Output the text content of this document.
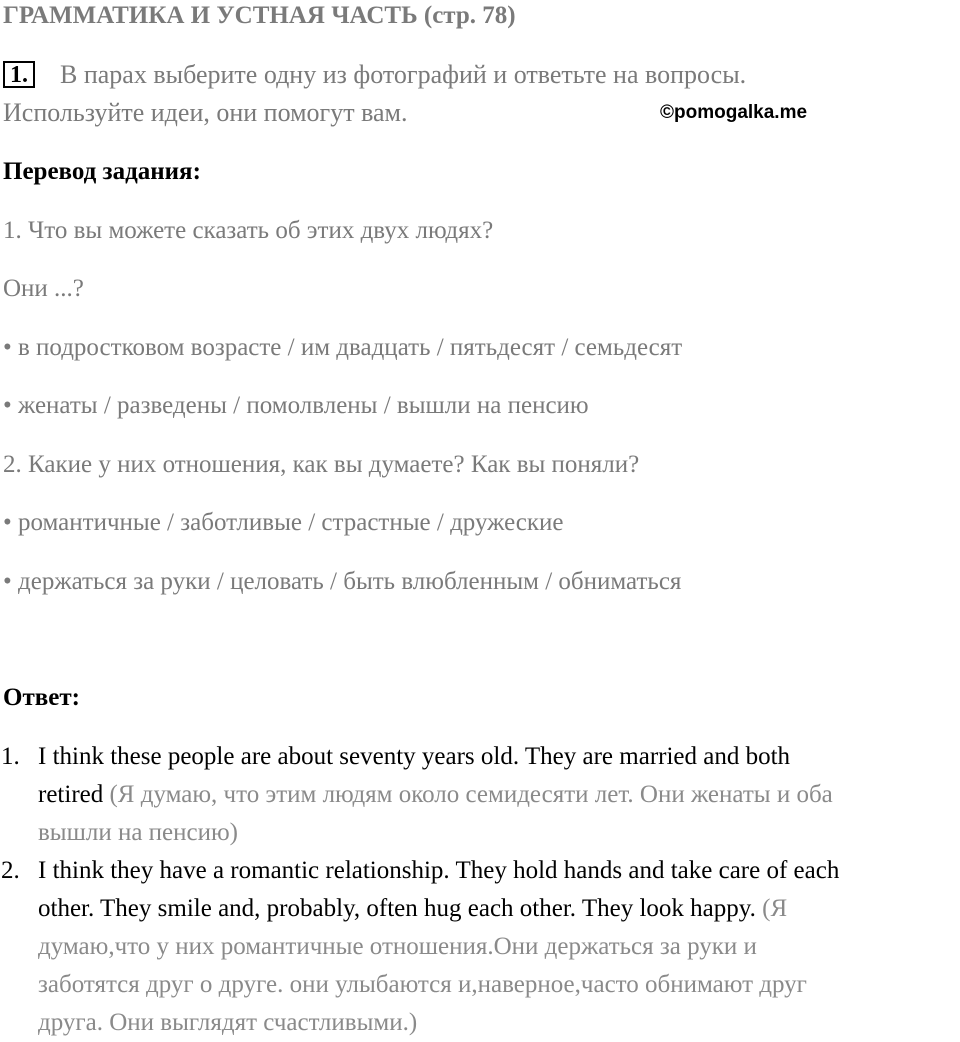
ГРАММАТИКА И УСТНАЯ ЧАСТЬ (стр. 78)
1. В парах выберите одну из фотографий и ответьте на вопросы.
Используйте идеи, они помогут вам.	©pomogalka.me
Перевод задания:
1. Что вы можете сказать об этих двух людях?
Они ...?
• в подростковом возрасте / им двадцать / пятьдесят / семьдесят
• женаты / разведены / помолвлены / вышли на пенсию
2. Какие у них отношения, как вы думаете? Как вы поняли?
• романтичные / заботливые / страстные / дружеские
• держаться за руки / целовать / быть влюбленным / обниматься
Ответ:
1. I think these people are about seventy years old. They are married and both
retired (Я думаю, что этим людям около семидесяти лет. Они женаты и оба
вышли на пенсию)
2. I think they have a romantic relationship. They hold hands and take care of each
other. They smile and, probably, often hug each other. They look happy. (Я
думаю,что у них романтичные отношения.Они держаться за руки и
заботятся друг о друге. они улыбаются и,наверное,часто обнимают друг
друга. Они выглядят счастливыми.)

..........

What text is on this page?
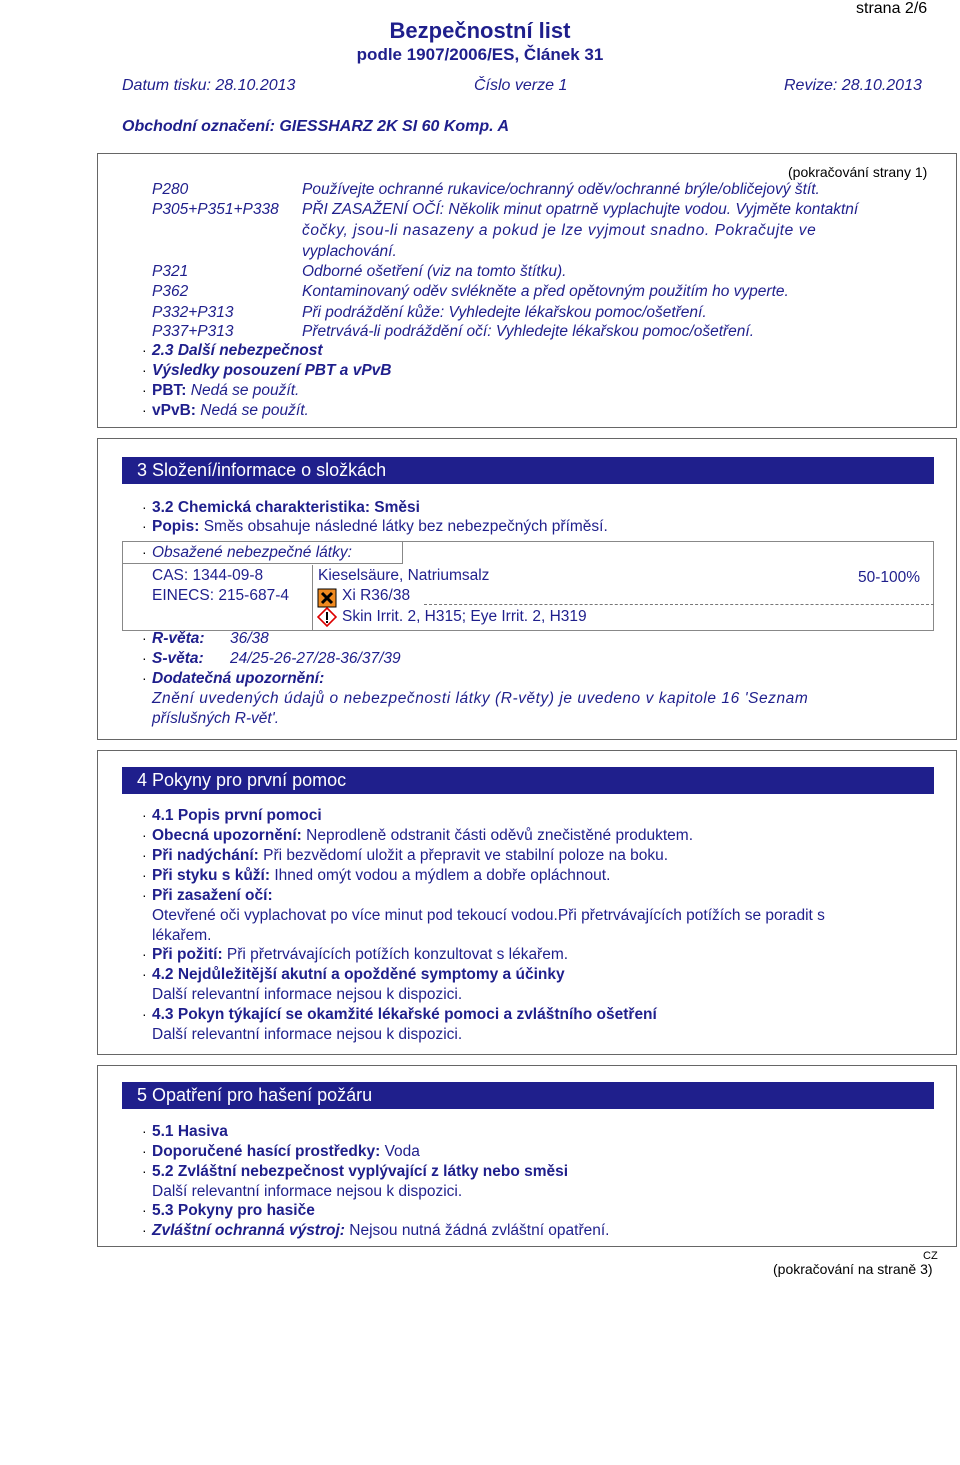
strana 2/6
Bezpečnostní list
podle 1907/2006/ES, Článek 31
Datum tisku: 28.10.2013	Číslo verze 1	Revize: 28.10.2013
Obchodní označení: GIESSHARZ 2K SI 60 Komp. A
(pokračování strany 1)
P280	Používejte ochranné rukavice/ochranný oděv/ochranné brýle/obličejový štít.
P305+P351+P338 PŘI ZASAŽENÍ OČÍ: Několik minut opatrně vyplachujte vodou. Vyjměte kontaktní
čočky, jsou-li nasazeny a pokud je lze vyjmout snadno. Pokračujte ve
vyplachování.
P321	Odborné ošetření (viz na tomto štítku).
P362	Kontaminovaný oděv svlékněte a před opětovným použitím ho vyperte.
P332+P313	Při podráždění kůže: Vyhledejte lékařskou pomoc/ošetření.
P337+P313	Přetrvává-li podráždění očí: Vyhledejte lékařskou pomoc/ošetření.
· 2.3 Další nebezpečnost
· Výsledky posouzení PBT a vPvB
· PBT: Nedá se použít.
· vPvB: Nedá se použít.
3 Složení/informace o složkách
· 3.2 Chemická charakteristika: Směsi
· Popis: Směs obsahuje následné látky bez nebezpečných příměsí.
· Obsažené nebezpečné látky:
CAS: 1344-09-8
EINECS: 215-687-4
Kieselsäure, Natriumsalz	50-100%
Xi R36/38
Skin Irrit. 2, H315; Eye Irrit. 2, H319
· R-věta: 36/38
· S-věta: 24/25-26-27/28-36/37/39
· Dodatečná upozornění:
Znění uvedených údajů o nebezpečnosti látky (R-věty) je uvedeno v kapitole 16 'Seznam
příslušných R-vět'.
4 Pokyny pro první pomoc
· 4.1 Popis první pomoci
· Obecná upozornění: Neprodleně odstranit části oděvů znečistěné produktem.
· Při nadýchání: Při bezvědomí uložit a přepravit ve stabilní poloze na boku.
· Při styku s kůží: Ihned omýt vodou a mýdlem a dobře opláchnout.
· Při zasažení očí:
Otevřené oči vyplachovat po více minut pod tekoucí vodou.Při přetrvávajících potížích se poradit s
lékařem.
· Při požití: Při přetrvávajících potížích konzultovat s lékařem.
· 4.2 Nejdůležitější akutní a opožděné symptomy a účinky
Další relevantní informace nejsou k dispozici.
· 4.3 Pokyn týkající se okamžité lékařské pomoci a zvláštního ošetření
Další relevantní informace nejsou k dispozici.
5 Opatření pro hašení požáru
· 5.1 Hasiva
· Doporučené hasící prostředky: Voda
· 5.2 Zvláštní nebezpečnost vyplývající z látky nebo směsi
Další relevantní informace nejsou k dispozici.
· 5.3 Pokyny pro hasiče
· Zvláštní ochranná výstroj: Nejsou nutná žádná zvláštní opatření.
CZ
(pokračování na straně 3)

..........

◆ Description of the task: From the entries above, extract every line where the word "použít" appears.

◆ Output for this task:
· PBT: Nedá se použít.
· vPvB: Nedá se použít.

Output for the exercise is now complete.